*Given exercise*: Render every entry exactly as it appears.

>>>

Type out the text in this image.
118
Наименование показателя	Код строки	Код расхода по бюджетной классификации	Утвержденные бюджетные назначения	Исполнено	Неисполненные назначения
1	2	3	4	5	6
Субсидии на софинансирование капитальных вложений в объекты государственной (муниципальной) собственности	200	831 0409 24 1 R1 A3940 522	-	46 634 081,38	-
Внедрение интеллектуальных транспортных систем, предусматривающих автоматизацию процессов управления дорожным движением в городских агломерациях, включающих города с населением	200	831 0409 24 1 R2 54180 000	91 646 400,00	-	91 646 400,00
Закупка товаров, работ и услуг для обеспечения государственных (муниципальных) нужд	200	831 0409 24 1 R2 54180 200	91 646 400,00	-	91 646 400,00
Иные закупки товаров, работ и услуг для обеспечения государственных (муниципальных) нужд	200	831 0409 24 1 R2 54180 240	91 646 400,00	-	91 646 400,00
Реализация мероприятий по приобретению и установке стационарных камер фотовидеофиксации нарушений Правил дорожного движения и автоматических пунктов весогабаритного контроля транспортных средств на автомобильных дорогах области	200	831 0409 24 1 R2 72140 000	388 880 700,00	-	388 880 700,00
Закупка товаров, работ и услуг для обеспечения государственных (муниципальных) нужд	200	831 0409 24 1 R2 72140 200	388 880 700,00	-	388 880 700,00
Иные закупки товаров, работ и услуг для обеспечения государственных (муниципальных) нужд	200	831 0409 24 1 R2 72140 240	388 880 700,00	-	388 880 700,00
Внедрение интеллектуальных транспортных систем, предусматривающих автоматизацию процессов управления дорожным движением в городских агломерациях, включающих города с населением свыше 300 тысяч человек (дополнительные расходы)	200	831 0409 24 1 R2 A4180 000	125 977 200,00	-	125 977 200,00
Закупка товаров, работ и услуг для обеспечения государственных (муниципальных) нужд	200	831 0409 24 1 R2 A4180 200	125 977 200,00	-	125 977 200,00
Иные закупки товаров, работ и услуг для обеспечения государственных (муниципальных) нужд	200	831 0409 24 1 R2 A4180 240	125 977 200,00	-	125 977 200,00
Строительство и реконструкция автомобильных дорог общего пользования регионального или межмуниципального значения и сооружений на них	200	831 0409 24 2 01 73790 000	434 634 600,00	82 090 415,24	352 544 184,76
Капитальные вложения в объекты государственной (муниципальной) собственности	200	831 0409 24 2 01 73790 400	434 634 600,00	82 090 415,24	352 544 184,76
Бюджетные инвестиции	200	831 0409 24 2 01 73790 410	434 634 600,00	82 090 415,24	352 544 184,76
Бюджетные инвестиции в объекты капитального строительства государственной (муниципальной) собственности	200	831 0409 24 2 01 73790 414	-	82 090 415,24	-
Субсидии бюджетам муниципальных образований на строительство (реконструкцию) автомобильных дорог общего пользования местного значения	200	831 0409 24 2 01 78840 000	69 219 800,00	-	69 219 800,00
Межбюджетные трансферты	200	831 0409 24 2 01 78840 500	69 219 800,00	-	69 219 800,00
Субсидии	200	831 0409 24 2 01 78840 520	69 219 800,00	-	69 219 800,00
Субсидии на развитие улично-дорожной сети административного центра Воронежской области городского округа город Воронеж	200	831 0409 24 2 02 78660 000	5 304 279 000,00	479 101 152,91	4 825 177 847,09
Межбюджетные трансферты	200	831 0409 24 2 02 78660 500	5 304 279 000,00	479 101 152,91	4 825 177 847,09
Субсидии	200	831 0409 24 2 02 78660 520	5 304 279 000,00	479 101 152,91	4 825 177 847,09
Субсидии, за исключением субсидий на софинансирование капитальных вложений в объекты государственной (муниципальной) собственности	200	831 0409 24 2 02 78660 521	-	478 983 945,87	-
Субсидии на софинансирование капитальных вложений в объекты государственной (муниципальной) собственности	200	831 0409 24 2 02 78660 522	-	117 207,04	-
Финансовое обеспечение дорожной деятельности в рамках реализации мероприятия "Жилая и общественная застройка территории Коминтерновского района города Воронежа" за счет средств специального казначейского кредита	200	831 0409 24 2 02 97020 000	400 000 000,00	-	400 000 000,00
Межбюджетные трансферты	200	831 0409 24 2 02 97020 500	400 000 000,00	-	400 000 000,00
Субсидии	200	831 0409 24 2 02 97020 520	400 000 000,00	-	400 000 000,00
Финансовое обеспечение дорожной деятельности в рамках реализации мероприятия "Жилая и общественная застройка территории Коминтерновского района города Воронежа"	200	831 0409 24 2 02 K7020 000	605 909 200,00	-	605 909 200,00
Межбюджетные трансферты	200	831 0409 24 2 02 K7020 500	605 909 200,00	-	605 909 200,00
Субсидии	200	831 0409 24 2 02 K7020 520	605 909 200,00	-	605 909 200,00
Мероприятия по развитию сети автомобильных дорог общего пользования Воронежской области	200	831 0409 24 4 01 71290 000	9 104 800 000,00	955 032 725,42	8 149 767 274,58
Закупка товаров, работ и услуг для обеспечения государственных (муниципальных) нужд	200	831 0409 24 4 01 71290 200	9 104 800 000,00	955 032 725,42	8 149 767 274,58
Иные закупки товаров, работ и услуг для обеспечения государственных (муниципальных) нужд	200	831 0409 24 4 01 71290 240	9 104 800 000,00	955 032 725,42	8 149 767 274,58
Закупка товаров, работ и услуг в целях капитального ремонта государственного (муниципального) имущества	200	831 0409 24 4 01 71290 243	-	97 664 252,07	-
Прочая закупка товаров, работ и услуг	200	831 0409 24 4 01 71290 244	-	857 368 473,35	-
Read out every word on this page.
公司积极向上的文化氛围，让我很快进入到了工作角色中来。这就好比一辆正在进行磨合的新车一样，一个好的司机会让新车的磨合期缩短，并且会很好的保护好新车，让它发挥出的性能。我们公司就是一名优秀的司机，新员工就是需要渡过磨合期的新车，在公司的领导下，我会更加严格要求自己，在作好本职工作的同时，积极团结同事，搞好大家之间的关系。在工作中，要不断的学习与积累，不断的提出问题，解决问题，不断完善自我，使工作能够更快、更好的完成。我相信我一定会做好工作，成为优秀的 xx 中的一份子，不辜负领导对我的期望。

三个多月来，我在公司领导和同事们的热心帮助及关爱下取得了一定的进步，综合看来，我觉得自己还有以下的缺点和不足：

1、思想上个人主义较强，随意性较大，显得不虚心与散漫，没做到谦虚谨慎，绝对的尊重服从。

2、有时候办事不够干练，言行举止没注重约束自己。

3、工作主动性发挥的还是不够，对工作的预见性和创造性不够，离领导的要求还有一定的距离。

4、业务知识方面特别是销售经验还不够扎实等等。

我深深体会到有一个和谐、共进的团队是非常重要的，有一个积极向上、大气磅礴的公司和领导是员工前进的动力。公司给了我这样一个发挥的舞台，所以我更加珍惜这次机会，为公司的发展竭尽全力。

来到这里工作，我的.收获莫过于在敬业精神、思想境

<<<

*The result*:
Type out the text in this image.
118
Наименование показателя	Код строки	Код расхода по бюджетной классификации	Утвержденные бюджетные назначения	Исполнено	Неисполненные назначения
1	2	3	4	5	6
Субсидии на софинансирование капитальных вложений в объекты государственной (муниципальной) собственности	200	831 0409 24 1 R1 A3940 522	-	46 634 081,38	-
Внедрение интеллектуальных транспортных систем, предусматривающих автоматизацию процессов управления дорожным движением в городских агломерациях, включающих города с населением	200	831 0409 24 1 R2 54180 000	91 646 400,00	-	91 646 400,00
Закупка товаров, работ и услуг для обеспечения государственных (муниципальных) нужд	200	831 0409 24 1 R2 54180 200	91 646 400,00	-	91 646 400,00
Иные закупки товаров, работ и услуг для обеспечения государственных (муниципальных) нужд	200	831 0409 24 1 R2 54180 240	91 646 400,00	-	91 646 400,00
Реализация мероприятий по приобретению и установке стационарных камер фотовидеофиксации нарушений Правил дорожного движения и автоматических пунктов весогабаритного контроля транспортных средств на автомобильных дорогах области	200	831 0409 24 1 R2 72140 000	388 880 700,00	-	388 880 700,00
Закупка товаров, работ и услуг для обеспечения государственных (муниципальных) нужд	200	831 0409 24 1 R2 72140 200	388 880 700,00	-	388 880 700,00
Иные закупки товаров, работ и услуг для обеспечения государственных (муниципальных) нужд	200	831 0409 24 1 R2 72140 240	388 880 700,00	-	388 880 700,00
Внедрение интеллектуальных транспортных систем, предусматривающих автоматизацию процессов управления дорожным движением в городских агломерациях, включающих города с населением свыше 300 тысяч человек (дополнительные расходы)	200	831 0409 24 1 R2 A4180 000	125 977 200,00	-	125 977 200,00
Закупка товаров, работ и услуг для обеспечения государственных (муниципальных) нужд	200	831 0409 24 1 R2 A4180 200	125 977 200,00	-	125 977 200,00
Иные закупки товаров, работ и услуг для обеспечения государственных (муниципальных) нужд	200	831 0409 24 1 R2 A4180 240	125 977 200,00	-	125 977 200,00
Строительство и реконструкция автомобильных дорог общего пользования регионального или межмуниципального значения и сооружений на них	200	831 0409 24 2 01 73790 000	434 634 600,00	82 090 415,24	352 544 184,76
Капитальные вложения в объекты государственной (муниципальной) собственности	200	831 0409 24 2 01 73790 400	434 634 600,00	82 090 415,24	352 544 184,76
Бюджетные инвестиции	200	831 0409 24 2 01 73790 410	434 634 600,00	82 090 415,24	352 544 184,76
Бюджетные инвестиции в объекты капитального строительства государственной (муниципальной) собственности	200	831 0409 24 2 01 73790 414	-	82 090 415,24	-
Субсидии бюджетам муниципальных образований на строительство (реконструкцию) автомобильных дорог общего пользования местного значения	200	831 0409 24 2 01 78840 000	69 219 800,00	-	69 219 800,00
Межбюджетные трансферты	200	831 0409 24 2 01 78840 500	69 219 800,00	-	69 219 800,00
Субсидии	200	831 0409 24 2 01 78840 520	69 219 800,00	-	69 219 800,00
Субсидии на развитие улично-дорожной сети административного центра Воронежской области городского округа город Воронеж	200	831 0409 24 2 02 78660 000	5 304 279 000,00	479 101 152,91	4 825 177 847,09
Межбюджетные трансферты	200	831 0409 24 2 02 78660 500	5 304 279 000,00	479 101 152,91	4 825 177 847,09
Субсидии	200	831 0409 24 2 02 78660 520	5 304 279 000,00	479 101 152,91	4 825 177 847,09
Субсидии, за исключением субсидий на софинансирование капитальных вложений в объекты государственной (муниципальной) собственности	200	831 0409 24 2 02 78660 521	-	478 983 945,87	-
Субсидии на софинансирование капитальных вложений в объекты государственной (муниципальной) собственности	200	831 0409 24 2 02 78660 522	-	117 207,04	-
Финансовое обеспечение дорожной деятельности в рамках реализации мероприятия "Жилая и общественная застройка территории Коминтерновского района города Воронежа" за счет средств специального казначейского кредита	200	831 0409 24 2 02 97020 000	400 000 000,00	-	400 000 000,00
Межбюджетные трансферты	200	831 0409 24 2 02 97020 500	400 000 000,00	-	400 000 000,00
Субсидии	200	831 0409 24 2 02 97020 520	400 000 000,00	-	400 000 000,00
Финансовое обеспечение дорожной деятельности в рамках реализации мероприятия "Жилая и общественная застройка территории Коминтерновского района города Воронежа"	200	831 0409 24 2 02 K7020 000	605 909 200,00	-	605 909 200,00
Межбюджетные трансферты	200	831 0409 24 2 02 K7020 500	605 909 200,00	-	605 909 200,00
Субсидии	200	831 0409 24 2 02 K7020 520	605 909 200,00	-	605 909 200,00
Мероприятия по развитию сети автомобильных дорог общего пользования Воронежской области	200	831 0409 24 4 01 71290 000	9 104 800 000,00	955 032 725,42	8 149 767 274,58
Закупка товаров, работ и услуг для обеспечения государственных (муниципальных) нужд	200	831 0409 24 4 01 71290 200	9 104 800 000,00	955 032 725,42	8 149 767 274,58
Иные закупки товаров, работ и услуг для обеспечения государственных (муниципальных) нужд	200	831 0409 24 4 01 71290 240	9 104 800 000,00	955 032 725,42	8 149 767 274,58
Закупка товаров, работ и услуг в целях капитального ремонта государственного (муниципального) имущества	200	831 0409 24 4 01 71290 243	-	97 664 252,07	-
Прочая закупка товаров, работ и услуг	200	831 0409 24 4 01 71290 244	-	857 368 473,35	-
Read out every word on this page.
公司积极向上的文化氛围，让我很快进入到了工作角色中来。这就好比一辆正在进行磨合的新车一样，一个好的司机会让新车的磨合期缩短，并且会很好的保护好新车，让它发挥出的性能。我们公司就是一名优秀的司机，新员工就是需要渡过磨合期的新车，在公司的领导下，我会更加严格要求自己，在作好本职工作的同时，积极团结同事，搞好大家之间的关系。在工作中，要不断的学习与积累，不断的提出问题，解决问题，不断完善自我，使工作能够更快、更好的完成。我相信我一定会做好工作，成为优秀的 xx 中的一份子，不辜负领导对我的期望。

三个多月来，我在公司领导和同事们的热心帮助及关爱下取得了一定的进步，综合看来，我觉得自己还有以下的缺点和不足：

1、思想上个人主义较强，随意性较大，显得不虚心与散漫，没做到谦虚谨慎，绝对的尊重服从。

2、有时候办事不够干练，言行举止没注重约束自己。

3、工作主动性发挥的还是不够，对工作的预见性和创造性不够，离领导的要求还有一定的距离。

4、业务知识方面特别是销售经验还不够扎实等等。

我深深体会到有一个和谐、共进的团队是非常重要的，有一个积极向上、大气磅礴的公司和领导是员工前进的动力。公司给了我这样一个发挥的舞台，所以我更加珍惜这次机会，为公司的发展竭尽全力。

来到这里工作，我的.收获莫过于在敬业精神、思想境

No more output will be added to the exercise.